PETUNJUK TUGAS: Tuliskan kembali tanpa perubahan bagian tulisan tentang negara pelayanan, mulai dari "Menegakkan Negara Pelayanan" sampai dengan "bernama negara pelayanan.".

KUTIPAN BACAAN:
§ §

Menegakkan Negara Pelayanan

Oleh K.H. Hilmi Aminuddin

Jama’ah dakwah kita  ini adalah harakah dakwah atau harakah Islamiyah, tapi salah satu sisinya adalah jam’iyyah khairiyah, yang artinya adalah pelayanan. Kepemimpinan umat ini harus diraih melalui kepiawaian dan kepeloporan kita dalam pelayanan. An-naasu yuwalluuna ‘ala man khadamahum—manusia itu berwala’ kepada mereka yang melayaninya. Yang paling banyak melayani, paling banyak mendapatkan loyalitas.

Bahkan dalam konsepsi pemerintahan dalam Islam pun hukumah-nya adalah hukumah khidamiyah, pemerintah pelayanan. Konsep daulah khidamiyah, negara pelayanan, baru ditemukan oleh negara-negara Barat pada abad ke-20.
Padahal konsepsi Islam dari awal ta’sisnya, negara itu bernama negara pelayanan.

Lihatlah bagaimana kata-kata Umar bin Khattab radhiyallahu ‘anhu ketika menyatakan, “Jika ada keledai terperosok di Iraq, sayalah yang bertanggung jawab.”

§ §

ENTRI HASIL EKSTRAKSI:
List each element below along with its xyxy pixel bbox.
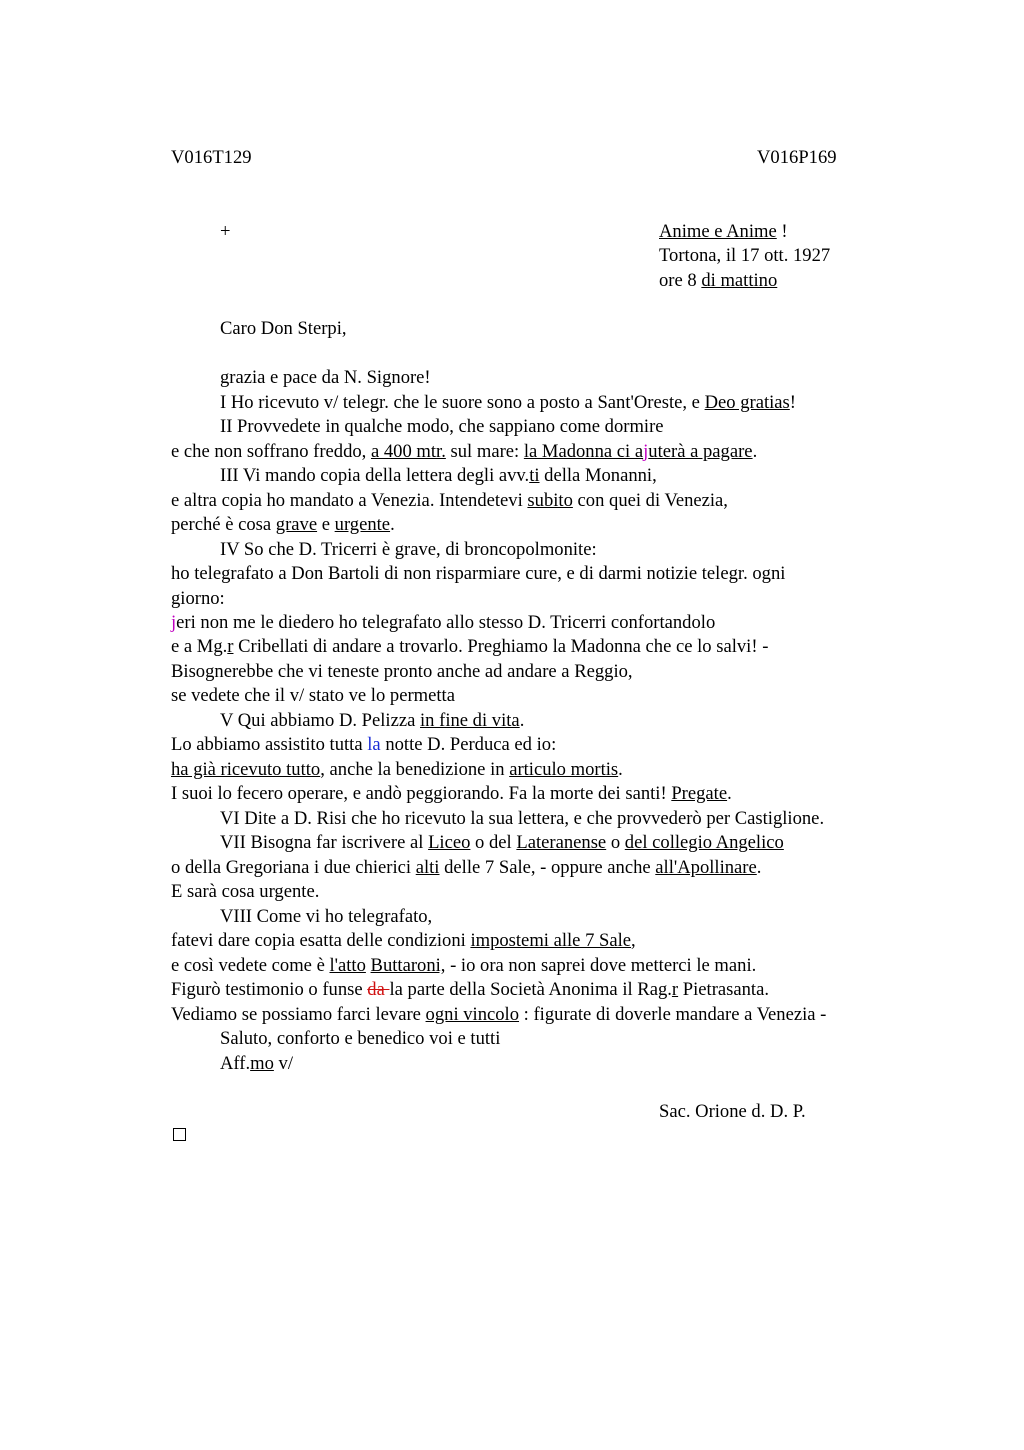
text-segment: . (727, 783, 732, 804)
header-right-code: V016P169 (757, 147, 837, 168)
text-segment: sul mare: (445, 441, 524, 462)
text-segment: o della Gregoriana i due chierici (171, 857, 416, 878)
motto (659, 220, 788, 245)
text-segment: notte D. Perduca ed io: (380, 734, 557, 755)
body-line (171, 733, 556, 758)
text-segment: - io ora non saprei dove metterci le mani. (445, 955, 757, 976)
text-segment: o (606, 832, 625, 853)
cross-mark: + (220, 221, 231, 242)
text-segment: fatevi dare copia esatta delle condizioni (171, 930, 471, 951)
body-line (171, 978, 769, 1003)
underlined-segment: Lateranense (516, 832, 607, 853)
body-line (171, 856, 761, 881)
text-segment: della Monanni, (539, 465, 657, 486)
body-line (171, 782, 732, 807)
text-segment: , (631, 930, 636, 951)
body-line (171, 635, 768, 660)
underlined-segment: l'atto (329, 955, 366, 976)
place-date: Tortona, il 17 ott. 1927 (659, 245, 831, 266)
underlined-segment: all'Apollinare (655, 857, 757, 878)
body-line: IV So che D. Tricerri è grave, di broncopolmonite: (220, 539, 597, 560)
underlined-segment: alti (415, 857, 440, 878)
text-segment: e altra copia ho mandato a Venezia. Intendetevi (171, 490, 528, 511)
body-line (171, 954, 756, 979)
underlined-segment: mo (250, 1053, 274, 1074)
underlined-segment: ti (529, 465, 540, 486)
text-segment: Lo abbiamo assistito tutta (171, 734, 368, 755)
inserted-word: la (367, 734, 381, 755)
text-segment: Cribellati di andare a trovarlo. Preghiamo la Madonna che ce lo salvi! - (233, 636, 769, 657)
underlined-segment: del collegio Angelico (624, 832, 784, 853)
underlined-segment: uterà a pagare (648, 441, 753, 462)
text-segment: v/ (273, 1053, 294, 1074)
text-segment: e così vedete come è (171, 955, 330, 976)
header-left-code: V016T129 (171, 147, 252, 168)
text-segment: Figurò testimonio o funse (171, 979, 368, 1000)
text-segment: e a Mg. (171, 636, 228, 657)
body-line (220, 709, 524, 734)
underlined-segment: subito (527, 490, 573, 511)
body-line (171, 1003, 826, 1028)
text-segment: eri non me le diedero ho telegrafato allo stesso D. Tricerri confortandolo (176, 612, 716, 633)
text-segment: . (519, 710, 525, 731)
text-segment: Aff. (220, 1053, 251, 1074)
text-segment: . (390, 514, 395, 535)
body-line: Bisognerebbe che vi teneste pronto anche ad andare a Reggio, (171, 661, 633, 682)
body-line: se vedete che il v/ stato ve lo permetta (171, 685, 455, 706)
end-square-icon (173, 1128, 186, 1141)
underlined-segment: Buttaroni, (370, 955, 446, 976)
underlined-segment: r (671, 979, 679, 1000)
body-line (220, 391, 796, 416)
text-segment: V Qui abbiamo D. Pelizza (220, 710, 421, 731)
body-line (171, 489, 728, 514)
text-segment: I suoi lo fecero operare, e andò peggiorando. Fa la morte dei santi! (171, 783, 672, 804)
text-segment: Pietrasanta. (678, 979, 769, 1000)
underlined-segment: la Madonna ci a (523, 441, 644, 462)
underlined-segment: urgente (334, 514, 391, 535)
body-line: giorno: (171, 588, 225, 609)
salutation: Caro Don Sterpi, (220, 318, 347, 339)
body-line (171, 513, 395, 538)
text-segment: : figurate di doverle mandare a Venezia - (519, 1004, 827, 1025)
body-line: II Provvedete in qualche modo, che sappiano come dormire (220, 416, 664, 437)
motto-end: ! (776, 221, 788, 242)
text-segment: la parte della Società Anonima il Rag. (389, 979, 672, 1000)
body-line: Saluto, conforto e benedico voi e tutti (220, 1028, 501, 1049)
time-line (659, 269, 777, 294)
underlined-segment: impostemi alle 7 Sale (470, 930, 632, 951)
text-segment: delle 7 Sale, - oppure anche (439, 857, 656, 878)
motto-text: Anime e Anime (659, 221, 777, 242)
underlined-segment: Liceo (428, 832, 471, 853)
text-segment: Vediamo se possiamo farci levare (171, 1004, 426, 1025)
body-line (220, 831, 784, 856)
body-line (171, 929, 636, 954)
time-b: di mattino (701, 270, 778, 291)
text-segment: , anche la benedizione in (320, 759, 510, 780)
underlined-segment: ha già ricevuto tutto (171, 759, 321, 780)
text-segment: . (618, 759, 623, 780)
text-segment: III Vi mando copia della lettera degli avv. (220, 465, 530, 486)
underlined-segment: Deo gratias (704, 392, 790, 413)
body-line: E sarà cosa urgente. (171, 881, 320, 902)
body-line: ho telegrafato a Don Bartoli di non risparmiare cure, e di darmi notizie telegr. ogni (171, 563, 786, 584)
text-segment: ! (789, 392, 796, 413)
text-segment: e (317, 514, 335, 535)
underlined-segment: a 400 mtr. (370, 441, 446, 462)
underlined-segment: grave (275, 514, 318, 535)
text-segment: I Ho ricevuto v/ telegr. che le suore sono a posto a Sant'Oreste, e (220, 392, 705, 413)
deleted-word: da (367, 979, 390, 1000)
body-line (220, 464, 657, 489)
underlined-segment: Pregate (671, 783, 728, 804)
underlined-segment: ogni vincolo (425, 1004, 520, 1025)
text-segment: perché è cosa (171, 514, 276, 535)
body-line (220, 1052, 293, 1077)
body-line: VIII Come vi ho telegrafato, (220, 906, 433, 927)
inserted-letter: j (643, 441, 649, 462)
text-segment: con quei di Venezia, (572, 490, 728, 511)
text-segment: . (756, 857, 762, 878)
text-segment: . (752, 441, 758, 462)
body-line: grazia e pace da N. Signore! (220, 367, 431, 388)
inserted-letter: j (171, 612, 177, 633)
body-line (171, 440, 757, 465)
underlined-segment: in fine di vita (420, 710, 520, 731)
text-segment: o del (470, 832, 517, 853)
time-a: ore 8 (659, 270, 702, 291)
body-line (171, 611, 715, 636)
text-segment: e che non soffrano freddo, (171, 441, 371, 462)
underlined-segment: r (227, 636, 234, 657)
body-line (171, 758, 623, 783)
underlined-segment: articulo mortis (509, 759, 619, 780)
body-line: VI Dite a D. Risi che ho ricevuto la sua lettera, e che provvederò per Castiglione. (220, 808, 825, 829)
signature: Sac. Orione d. D. P. (659, 1101, 806, 1122)
text-segment: VII Bisogna far iscrivere al (220, 832, 429, 853)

§ §

PENYELESAIAN SOAL:
Menegakkan Negara Pelayanan

Oleh K.H. Hilmi Aminuddin

Jama’ah dakwah kita  ini adalah harakah dakwah atau harakah Islamiyah, tapi salah satu sisinya adalah jam’iyyah khairiyah, yang artinya adalah pelayanan. Kepemimpinan umat ini harus diraih melalui kepiawaian dan kepeloporan kita dalam pelayanan. An-naasu yuwalluuna ‘ala man khadamahum—manusia itu berwala’ kepada mereka yang melayaninya. Yang paling banyak melayani, paling banyak mendapatkan loyalitas.

Bahkan dalam konsepsi pemerintahan dalam Islam pun hukumah-nya adalah hukumah khidamiyah, pemerintah pelayanan. Konsep daulah khidamiyah, negara pelayanan, baru ditemukan oleh negara-negara Barat pada abad ke-20.
Padahal konsepsi Islam dari awal ta’sisnya, negara itu bernama negara pelayanan.